Stored data -
-------------------------
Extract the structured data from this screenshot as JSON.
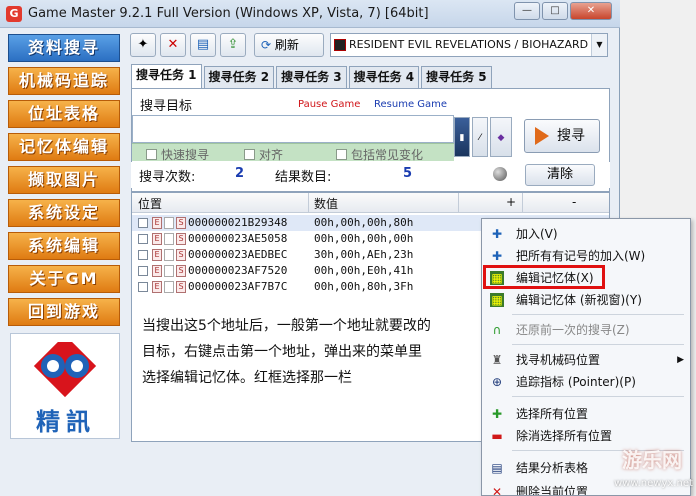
{
  "window": {
    "title": "Game Master 9.2.1 Full Version (Windows XP, Vista, 7) [64bit]",
    "buttons": {
      "minimize": "—",
      "maximize": "□",
      "close": "✕"
    }
  },
  "sidebar": {
    "items": [
      {
        "label": "资料搜寻"
      },
      {
        "label": "机械码追踪"
      },
      {
        "label": "位址表格"
      },
      {
        "label": "记忆体编辑"
      },
      {
        "label": "撷取图片"
      },
      {
        "label": "系统设定"
      },
      {
        "label": "系统编辑"
      },
      {
        "label": "关于GM"
      },
      {
        "label": "回到游戏"
      }
    ],
    "logo_text": "精訊"
  },
  "toolbar": {
    "refresh_label": "刷新",
    "process_name": "RESIDENT EVIL REVELATIONS / BIOHAZARD REVE"
  },
  "tabs": [
    {
      "label": "搜寻任务 1"
    },
    {
      "label": "搜寻任务 2"
    },
    {
      "label": "搜寻任务 3"
    },
    {
      "label": "搜寻任务 4"
    },
    {
      "label": "搜寻任务 5"
    }
  ],
  "search": {
    "target_label": "搜寻目标",
    "pause_game": "Pause Game",
    "resume_game": "Resume Game",
    "options": [
      {
        "label": "快速搜寻"
      },
      {
        "label": "对齐"
      },
      {
        "label": "包括常见变化"
      }
    ],
    "search_button": "搜寻"
  },
  "stats": {
    "search_count_label": "搜寻次数:",
    "search_count": "2",
    "result_count_label": "结果数目:",
    "result_count": "5",
    "clear_button": "清除"
  },
  "results": {
    "columns": {
      "address": "位置",
      "value": "数值",
      "plus": "+",
      "minus": "-"
    },
    "rows": [
      {
        "address": "000000021B29348",
        "value": "00h,00h,00h,80h"
      },
      {
        "address": "000000023AE5058",
        "value": "00h,00h,00h,00h"
      },
      {
        "address": "000000023AEDBEC",
        "value": "30h,00h,AEh,23h"
      },
      {
        "address": "000000023AF7520",
        "value": "00h,00h,E0h,41h"
      },
      {
        "address": "000000023AF7B7C",
        "value": "00h,00h,80h,3Fh"
      }
    ],
    "note": "当搜出这5个地址后，一般第一个地址就要改的目标，右键点击第一个地址，弹出来的菜单里选择编辑记忆体。红框选择那一栏"
  },
  "context_menu": {
    "items": [
      {
        "label": "加入(V)",
        "icon": "plus-icon"
      },
      {
        "label": "把所有有记号的加入(W)",
        "icon": "plus-icon"
      },
      {
        "label": "编辑记忆体(X)",
        "icon": "memory-edit-icon"
      },
      {
        "label": "编辑记忆体 (新视窗)(Y)",
        "icon": "memory-window-icon"
      },
      {
        "label": "还原前一次的搜寻(Z)",
        "icon": "undo-icon"
      },
      {
        "label": "找寻机械码位置",
        "icon": "machine-code-icon"
      },
      {
        "label": "追踪指标 (Pointer)(P)",
        "icon": "pointer-icon"
      },
      {
        "label": "选择所有位置",
        "icon": "select-all-icon"
      },
      {
        "label": "除消选择所有位置",
        "icon": "deselect-all-icon"
      },
      {
        "label": "结果分析表格",
        "icon": "table-icon"
      },
      {
        "label": "删除当前位置",
        "icon": "delete-icon"
      }
    ]
  },
  "watermark": {
    "text": "游乐网",
    "sub": "www.newyx.net"
  }
}
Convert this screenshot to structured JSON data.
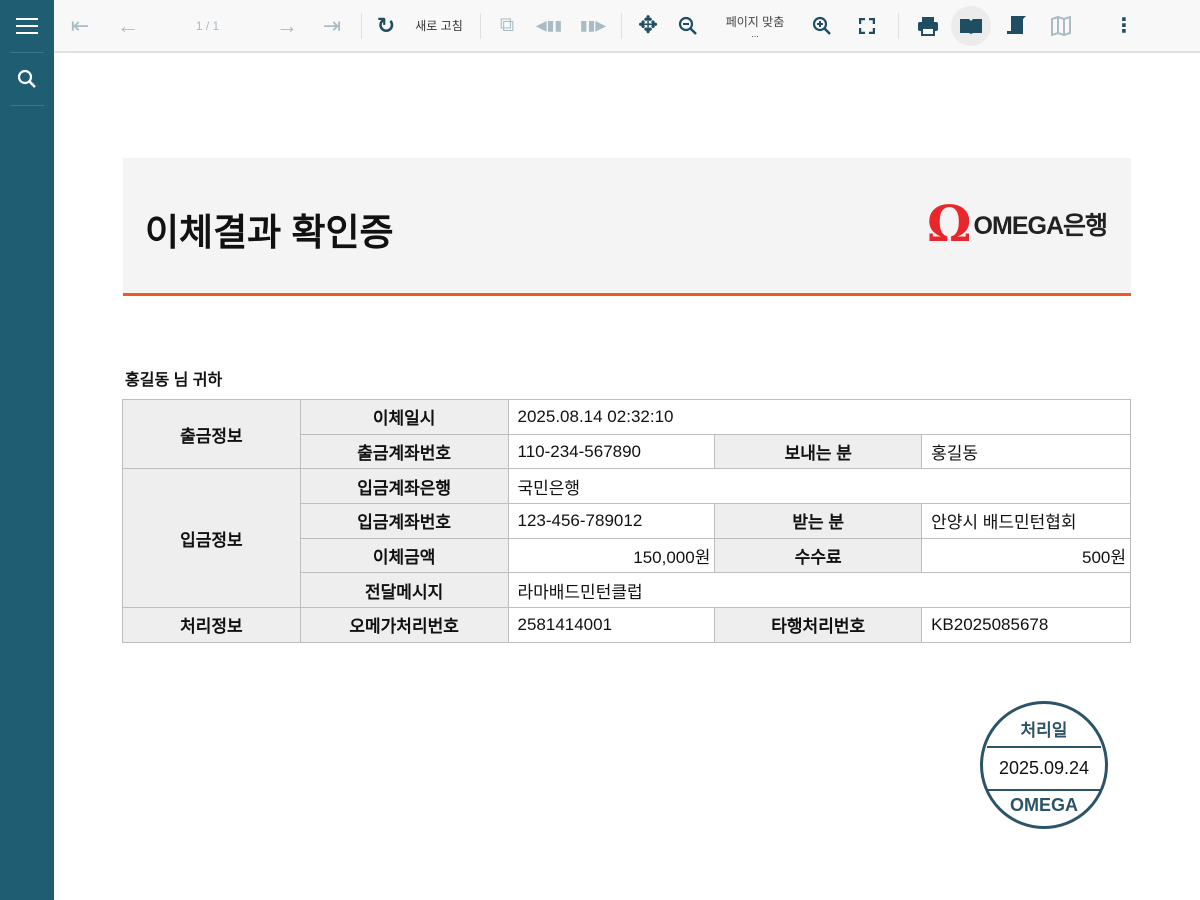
-------------------------
Stated problem - Output all of the data exactly as it stands, minus any images.

Exercise result -
Extract the structured data from this screenshot as JSON.
{
  "window": {
    "title": "Game Master 9.2.1 Full Version (Windows XP, Vista, 7) [64bit]",
    "buttons": {
      "minimize": "—",
      "maximize": "□",
      "close": "✕"
    }
  },
  "sidebar": {
    "items": [
      {
        "label": "资料搜寻"
      },
      {
        "label": "机械码追踪"
      },
      {
        "label": "位址表格"
      },
      {
        "label": "记忆体编辑"
      },
      {
        "label": "撷取图片"
      },
      {
        "label": "系统设定"
      },
      {
        "label": "系统编辑"
      },
      {
        "label": "关于GM"
      },
      {
        "label": "回到游戏"
      }
    ],
    "logo_text": "精訊"
  },
  "toolbar": {
    "refresh_label": "刷新",
    "process_name": "RESIDENT EVIL REVELATIONS / BIOHAZARD REVE"
  },
  "tabs": [
    {
      "label": "搜寻任务 1"
    },
    {
      "label": "搜寻任务 2"
    },
    {
      "label": "搜寻任务 3"
    },
    {
      "label": "搜寻任务 4"
    },
    {
      "label": "搜寻任务 5"
    }
  ],
  "search": {
    "target_label": "搜寻目标",
    "pause_game": "Pause Game",
    "resume_game": "Resume Game",
    "options": [
      {
        "label": "快速搜寻"
      },
      {
        "label": "对齐"
      },
      {
        "label": "包括常见变化"
      }
    ],
    "search_button": "搜寻"
  },
  "stats": {
    "search_count_label": "搜寻次数:",
    "search_count": "2",
    "result_count_label": "结果数目:",
    "result_count": "5",
    "clear_button": "清除"
  },
  "results": {
    "columns": {
      "address": "位置",
      "value": "数值",
      "plus": "+",
      "minus": "-"
    },
    "rows": [
      {
        "address": "000000021B29348",
        "value": "00h,00h,00h,80h"
      },
      {
        "address": "000000023AE5058",
        "value": "00h,00h,00h,00h"
      },
      {
        "address": "000000023AEDBEC",
        "value": "30h,00h,AEh,23h"
      },
      {
        "address": "000000023AF7520",
        "value": "00h,00h,E0h,41h"
      },
      {
        "address": "000000023AF7B7C",
        "value": "00h,00h,80h,3Fh"
      }
    ],
    "note": "当搜出这5个地址后，一般第一个地址就要改的目标，右键点击第一个地址，弹出来的菜单里选择编辑记忆体。红框选择那一栏"
  },
  "context_menu": {
    "items": [
      {
        "label": "加入(V)",
        "icon": "plus-icon"
      },
      {
        "label": "把所有有记号的加入(W)",
        "icon": "plus-icon"
      },
      {
        "label": "编辑记忆体(X)",
        "icon": "memory-edit-icon"
      },
      {
        "label": "编辑记忆体 (新视窗)(Y)",
        "icon": "memory-window-icon"
      },
      {
        "label": "还原前一次的搜寻(Z)",
        "icon": "undo-icon"
      },
      {
        "label": "找寻机械码位置",
        "icon": "machine-code-icon"
      },
      {
        "label": "追踪指标 (Pointer)(P)",
        "icon": "pointer-icon"
      },
      {
        "label": "选择所有位置",
        "icon": "select-all-icon"
      },
      {
        "label": "除消选择所有位置",
        "icon": "deselect-all-icon"
      },
      {
        "label": "结果分析表格",
        "icon": "table-icon"
      },
      {
        "label": "删除当前位置",
        "icon": "delete-icon"
      }
    ]
  },
  "watermark": {
    "text": "游乐网",
    "sub": "www.newyx.net"
  }
}
Convert this screenshot to structured JSON data.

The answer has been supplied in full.